Document page text data:
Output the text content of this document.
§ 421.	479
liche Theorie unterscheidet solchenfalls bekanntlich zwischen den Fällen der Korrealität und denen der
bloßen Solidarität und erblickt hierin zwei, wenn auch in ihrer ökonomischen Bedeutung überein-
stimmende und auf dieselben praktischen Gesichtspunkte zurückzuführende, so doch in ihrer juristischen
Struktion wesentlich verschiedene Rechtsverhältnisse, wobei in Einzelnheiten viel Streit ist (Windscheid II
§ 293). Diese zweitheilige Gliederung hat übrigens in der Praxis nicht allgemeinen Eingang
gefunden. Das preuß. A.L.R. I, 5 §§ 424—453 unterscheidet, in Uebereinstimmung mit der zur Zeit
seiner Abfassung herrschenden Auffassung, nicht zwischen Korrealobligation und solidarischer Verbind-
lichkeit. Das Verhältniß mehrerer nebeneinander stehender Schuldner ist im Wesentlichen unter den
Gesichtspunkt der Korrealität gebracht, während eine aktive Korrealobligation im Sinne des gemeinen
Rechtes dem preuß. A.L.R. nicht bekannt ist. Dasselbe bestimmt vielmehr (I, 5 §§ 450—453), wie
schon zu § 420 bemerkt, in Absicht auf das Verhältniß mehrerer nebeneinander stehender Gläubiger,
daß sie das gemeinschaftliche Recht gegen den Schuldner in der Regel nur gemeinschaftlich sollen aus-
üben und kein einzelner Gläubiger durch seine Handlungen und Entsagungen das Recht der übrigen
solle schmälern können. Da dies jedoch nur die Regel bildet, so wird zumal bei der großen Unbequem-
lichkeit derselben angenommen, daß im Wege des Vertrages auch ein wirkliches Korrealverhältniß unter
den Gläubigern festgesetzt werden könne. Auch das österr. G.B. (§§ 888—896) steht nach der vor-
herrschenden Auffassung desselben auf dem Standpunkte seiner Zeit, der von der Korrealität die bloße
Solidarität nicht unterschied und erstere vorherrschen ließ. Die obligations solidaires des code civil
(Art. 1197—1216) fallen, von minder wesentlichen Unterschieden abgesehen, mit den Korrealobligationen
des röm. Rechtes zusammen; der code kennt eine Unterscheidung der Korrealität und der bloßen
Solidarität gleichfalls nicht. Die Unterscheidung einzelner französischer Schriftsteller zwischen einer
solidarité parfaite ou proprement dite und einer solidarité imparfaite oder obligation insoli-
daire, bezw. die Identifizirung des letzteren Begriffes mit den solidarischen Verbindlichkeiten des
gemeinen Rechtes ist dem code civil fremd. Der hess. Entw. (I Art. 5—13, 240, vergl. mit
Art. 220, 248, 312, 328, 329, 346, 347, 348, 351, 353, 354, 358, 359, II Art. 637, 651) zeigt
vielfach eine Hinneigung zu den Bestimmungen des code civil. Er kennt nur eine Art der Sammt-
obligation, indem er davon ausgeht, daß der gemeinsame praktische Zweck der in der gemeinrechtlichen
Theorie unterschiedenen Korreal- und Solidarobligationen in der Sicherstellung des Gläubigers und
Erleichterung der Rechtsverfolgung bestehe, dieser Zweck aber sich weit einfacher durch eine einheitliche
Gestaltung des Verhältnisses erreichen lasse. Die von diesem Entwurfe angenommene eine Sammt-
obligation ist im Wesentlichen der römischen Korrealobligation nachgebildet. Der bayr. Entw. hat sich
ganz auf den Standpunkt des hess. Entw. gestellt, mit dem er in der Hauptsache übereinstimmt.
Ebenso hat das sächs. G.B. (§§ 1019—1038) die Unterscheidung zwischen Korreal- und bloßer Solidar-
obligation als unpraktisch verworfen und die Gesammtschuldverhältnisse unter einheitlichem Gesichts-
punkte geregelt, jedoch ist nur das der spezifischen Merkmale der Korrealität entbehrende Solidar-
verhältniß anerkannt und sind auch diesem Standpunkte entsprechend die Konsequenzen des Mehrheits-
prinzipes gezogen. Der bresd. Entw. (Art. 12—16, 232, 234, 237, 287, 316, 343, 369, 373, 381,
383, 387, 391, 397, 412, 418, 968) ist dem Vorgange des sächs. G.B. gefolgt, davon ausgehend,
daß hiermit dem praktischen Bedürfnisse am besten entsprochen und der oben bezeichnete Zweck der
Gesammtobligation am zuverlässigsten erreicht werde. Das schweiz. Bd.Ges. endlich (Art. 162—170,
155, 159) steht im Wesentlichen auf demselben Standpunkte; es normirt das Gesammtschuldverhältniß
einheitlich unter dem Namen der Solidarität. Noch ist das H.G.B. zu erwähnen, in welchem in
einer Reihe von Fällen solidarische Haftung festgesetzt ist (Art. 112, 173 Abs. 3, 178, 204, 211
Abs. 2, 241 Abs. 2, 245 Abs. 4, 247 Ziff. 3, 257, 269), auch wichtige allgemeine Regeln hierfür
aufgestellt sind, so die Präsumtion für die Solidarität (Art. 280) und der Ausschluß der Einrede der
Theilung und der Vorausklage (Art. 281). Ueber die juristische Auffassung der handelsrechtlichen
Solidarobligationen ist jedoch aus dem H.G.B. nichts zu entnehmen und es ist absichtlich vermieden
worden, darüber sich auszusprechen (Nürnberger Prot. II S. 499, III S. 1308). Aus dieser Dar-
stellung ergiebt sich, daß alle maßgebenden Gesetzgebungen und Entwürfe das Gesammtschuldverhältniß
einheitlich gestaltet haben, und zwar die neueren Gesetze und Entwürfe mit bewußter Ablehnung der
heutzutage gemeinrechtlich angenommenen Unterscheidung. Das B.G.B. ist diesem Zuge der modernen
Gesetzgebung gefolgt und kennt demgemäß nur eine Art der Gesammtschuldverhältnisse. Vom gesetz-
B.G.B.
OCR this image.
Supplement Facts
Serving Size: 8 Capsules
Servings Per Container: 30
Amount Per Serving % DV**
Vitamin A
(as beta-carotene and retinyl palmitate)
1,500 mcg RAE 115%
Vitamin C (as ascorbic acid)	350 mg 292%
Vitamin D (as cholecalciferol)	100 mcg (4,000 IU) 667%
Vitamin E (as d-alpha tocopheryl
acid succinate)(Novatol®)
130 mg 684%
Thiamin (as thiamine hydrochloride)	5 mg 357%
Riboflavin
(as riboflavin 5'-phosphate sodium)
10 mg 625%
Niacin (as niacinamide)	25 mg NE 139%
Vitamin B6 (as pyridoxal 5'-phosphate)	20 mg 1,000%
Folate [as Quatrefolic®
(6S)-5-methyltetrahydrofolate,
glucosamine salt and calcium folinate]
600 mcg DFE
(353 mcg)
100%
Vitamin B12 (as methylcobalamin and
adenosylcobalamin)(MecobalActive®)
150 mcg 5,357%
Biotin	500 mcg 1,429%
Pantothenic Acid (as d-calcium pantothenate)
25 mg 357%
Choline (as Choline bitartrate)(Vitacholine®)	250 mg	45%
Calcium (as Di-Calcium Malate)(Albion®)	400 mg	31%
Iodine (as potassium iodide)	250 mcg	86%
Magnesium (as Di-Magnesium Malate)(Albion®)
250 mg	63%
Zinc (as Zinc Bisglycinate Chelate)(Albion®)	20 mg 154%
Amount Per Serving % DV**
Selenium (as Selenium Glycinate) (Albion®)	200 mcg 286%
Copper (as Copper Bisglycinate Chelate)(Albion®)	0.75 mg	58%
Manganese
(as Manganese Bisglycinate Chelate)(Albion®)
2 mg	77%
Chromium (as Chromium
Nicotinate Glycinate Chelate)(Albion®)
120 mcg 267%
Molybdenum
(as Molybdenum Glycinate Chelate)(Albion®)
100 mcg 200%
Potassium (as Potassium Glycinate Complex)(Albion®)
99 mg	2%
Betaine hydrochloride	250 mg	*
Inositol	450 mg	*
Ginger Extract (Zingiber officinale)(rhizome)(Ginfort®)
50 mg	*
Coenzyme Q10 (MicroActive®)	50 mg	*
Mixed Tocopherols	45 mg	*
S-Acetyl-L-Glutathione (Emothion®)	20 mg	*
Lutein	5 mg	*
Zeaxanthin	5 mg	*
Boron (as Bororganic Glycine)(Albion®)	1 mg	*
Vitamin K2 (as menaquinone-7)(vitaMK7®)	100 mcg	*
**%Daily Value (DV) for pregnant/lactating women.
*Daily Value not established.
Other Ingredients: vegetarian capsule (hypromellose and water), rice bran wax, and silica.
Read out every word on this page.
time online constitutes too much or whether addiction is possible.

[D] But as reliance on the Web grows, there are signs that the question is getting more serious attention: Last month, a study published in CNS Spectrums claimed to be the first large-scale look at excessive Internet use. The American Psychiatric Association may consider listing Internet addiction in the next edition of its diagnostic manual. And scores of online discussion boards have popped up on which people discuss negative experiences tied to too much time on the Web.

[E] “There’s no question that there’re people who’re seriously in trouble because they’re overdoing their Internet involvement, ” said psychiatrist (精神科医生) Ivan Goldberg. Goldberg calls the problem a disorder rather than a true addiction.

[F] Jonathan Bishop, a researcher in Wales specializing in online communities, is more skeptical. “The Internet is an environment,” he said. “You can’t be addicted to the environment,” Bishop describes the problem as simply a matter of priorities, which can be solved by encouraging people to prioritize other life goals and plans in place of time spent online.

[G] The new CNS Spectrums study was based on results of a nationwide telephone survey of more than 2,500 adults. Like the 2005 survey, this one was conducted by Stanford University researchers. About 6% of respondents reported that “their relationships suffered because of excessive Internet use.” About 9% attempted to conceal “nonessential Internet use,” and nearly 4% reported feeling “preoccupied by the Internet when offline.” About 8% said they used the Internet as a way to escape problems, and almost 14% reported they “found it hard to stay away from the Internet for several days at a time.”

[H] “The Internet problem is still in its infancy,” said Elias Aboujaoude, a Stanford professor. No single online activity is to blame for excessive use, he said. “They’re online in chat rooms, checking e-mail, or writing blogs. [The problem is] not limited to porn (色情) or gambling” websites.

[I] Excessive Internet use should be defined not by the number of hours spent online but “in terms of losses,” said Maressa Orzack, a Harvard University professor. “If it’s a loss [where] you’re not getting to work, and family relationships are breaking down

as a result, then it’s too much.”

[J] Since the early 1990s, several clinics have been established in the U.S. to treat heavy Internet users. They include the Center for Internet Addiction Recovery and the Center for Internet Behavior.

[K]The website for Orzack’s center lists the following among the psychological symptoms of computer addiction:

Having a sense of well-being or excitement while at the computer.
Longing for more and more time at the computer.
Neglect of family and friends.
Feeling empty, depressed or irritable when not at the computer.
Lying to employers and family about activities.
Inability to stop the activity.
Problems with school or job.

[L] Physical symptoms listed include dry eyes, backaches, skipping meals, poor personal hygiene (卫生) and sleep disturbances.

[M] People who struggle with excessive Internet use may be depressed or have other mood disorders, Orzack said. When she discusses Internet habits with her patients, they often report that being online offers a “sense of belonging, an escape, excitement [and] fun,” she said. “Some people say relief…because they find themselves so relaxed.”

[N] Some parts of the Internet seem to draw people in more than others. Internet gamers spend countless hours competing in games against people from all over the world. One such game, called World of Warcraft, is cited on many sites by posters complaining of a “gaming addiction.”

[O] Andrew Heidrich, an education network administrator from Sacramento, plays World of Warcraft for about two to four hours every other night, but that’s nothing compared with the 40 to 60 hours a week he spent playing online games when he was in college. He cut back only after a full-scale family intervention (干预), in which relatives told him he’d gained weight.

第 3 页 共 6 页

» What is required
Retrieve each line of the data in which the word "question" can be found.

» Written solution
[D] But as reliance on the Web grows, there are signs that the question is getting more serious attention: Last month, a study published in CNS Spectrums claimed to be the first large-scale look at excessive Internet use. The American Psychiatric Association may consider listing Internet addiction in the next edition of its diagnostic manual. And scores of online discussion boards have popped up on which people discuss negative experiences tied to too much time on the Web.
[E] “There’s no question that there’re people who’re seriously in trouble because they’re overdoing their Internet involvement, ” said psychiatrist (精神科医生) Ivan Goldberg. Goldberg calls the problem a disorder rather than a true addiction.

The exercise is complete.